=== Do this ===
Reproduce verbatim everything below, from the first line down to the line containing "389, 664, 404]".

=== Rows ===
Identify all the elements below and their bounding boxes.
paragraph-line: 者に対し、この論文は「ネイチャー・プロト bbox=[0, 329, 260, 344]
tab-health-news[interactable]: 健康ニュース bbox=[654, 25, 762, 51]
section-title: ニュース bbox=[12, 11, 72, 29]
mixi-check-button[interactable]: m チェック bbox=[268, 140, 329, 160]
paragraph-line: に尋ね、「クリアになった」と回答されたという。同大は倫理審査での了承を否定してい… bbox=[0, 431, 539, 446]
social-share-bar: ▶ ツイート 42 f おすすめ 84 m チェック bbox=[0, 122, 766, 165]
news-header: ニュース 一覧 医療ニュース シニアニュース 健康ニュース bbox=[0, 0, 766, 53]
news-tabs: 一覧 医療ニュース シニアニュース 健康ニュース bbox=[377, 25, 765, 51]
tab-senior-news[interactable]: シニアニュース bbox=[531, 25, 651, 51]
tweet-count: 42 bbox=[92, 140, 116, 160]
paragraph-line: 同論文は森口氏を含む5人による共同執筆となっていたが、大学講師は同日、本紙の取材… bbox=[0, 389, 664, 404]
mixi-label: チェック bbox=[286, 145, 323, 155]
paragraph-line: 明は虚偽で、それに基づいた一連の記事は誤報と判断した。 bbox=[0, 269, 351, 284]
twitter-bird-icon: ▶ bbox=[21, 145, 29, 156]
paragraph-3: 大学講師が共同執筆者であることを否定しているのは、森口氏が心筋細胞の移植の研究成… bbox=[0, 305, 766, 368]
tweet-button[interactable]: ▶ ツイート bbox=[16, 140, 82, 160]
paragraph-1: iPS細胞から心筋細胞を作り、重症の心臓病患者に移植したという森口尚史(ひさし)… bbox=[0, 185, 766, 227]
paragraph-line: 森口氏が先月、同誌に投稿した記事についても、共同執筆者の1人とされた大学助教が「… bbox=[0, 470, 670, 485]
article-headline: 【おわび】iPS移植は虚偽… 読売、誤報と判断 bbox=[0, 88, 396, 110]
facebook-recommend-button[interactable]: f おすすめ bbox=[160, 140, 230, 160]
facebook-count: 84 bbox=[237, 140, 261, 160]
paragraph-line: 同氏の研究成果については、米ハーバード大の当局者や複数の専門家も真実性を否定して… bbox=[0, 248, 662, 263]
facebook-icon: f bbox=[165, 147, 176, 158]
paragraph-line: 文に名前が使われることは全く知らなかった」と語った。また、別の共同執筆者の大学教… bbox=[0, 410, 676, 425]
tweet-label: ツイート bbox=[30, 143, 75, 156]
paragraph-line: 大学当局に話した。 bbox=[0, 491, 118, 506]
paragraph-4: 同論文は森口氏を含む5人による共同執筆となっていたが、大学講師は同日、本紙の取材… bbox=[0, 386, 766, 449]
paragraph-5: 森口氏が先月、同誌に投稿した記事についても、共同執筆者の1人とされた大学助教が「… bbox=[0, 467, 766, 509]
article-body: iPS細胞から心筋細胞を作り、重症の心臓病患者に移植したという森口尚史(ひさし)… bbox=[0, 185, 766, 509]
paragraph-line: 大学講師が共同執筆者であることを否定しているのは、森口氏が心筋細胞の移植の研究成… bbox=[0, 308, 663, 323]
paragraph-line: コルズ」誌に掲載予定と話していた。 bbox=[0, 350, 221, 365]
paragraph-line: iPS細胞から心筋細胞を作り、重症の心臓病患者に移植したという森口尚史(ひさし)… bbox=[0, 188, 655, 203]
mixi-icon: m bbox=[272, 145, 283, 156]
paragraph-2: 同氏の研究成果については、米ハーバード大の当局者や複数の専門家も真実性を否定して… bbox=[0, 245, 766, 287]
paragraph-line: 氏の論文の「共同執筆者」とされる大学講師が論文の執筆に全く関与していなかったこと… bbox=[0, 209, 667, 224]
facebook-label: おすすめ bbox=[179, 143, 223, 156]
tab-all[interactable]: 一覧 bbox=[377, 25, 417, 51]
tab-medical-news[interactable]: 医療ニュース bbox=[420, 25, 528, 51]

=== Task response ===
Identify all the elements below and their bounding boxes.
paragraph-line: 者に対し、この論文は「ネイチャー・プロト bbox=[0, 329, 260, 344]
tab-health-news[interactable]: 健康ニュース bbox=[654, 25, 762, 51]
section-title: ニュース bbox=[12, 11, 72, 29]
mixi-check-button[interactable]: m チェック bbox=[268, 140, 329, 160]
paragraph-line: に尋ね、「クリアになった」と回答されたという。同大は倫理審査での了承を否定してい… bbox=[0, 431, 539, 446]
social-share-bar: ▶ ツイート 42 f おすすめ 84 m チェック bbox=[0, 122, 766, 165]
news-header: ニュース 一覧 医療ニュース シニアニュース 健康ニュース bbox=[0, 0, 766, 53]
news-tabs: 一覧 医療ニュース シニアニュース 健康ニュース bbox=[377, 25, 765, 51]
tab-senior-news[interactable]: シニアニュース bbox=[531, 25, 651, 51]
tweet-count: 42 bbox=[92, 140, 116, 160]
paragraph-line: 同論文は森口氏を含む5人による共同執筆となっていたが、大学講師は同日、本紙の取材… bbox=[0, 389, 664, 404]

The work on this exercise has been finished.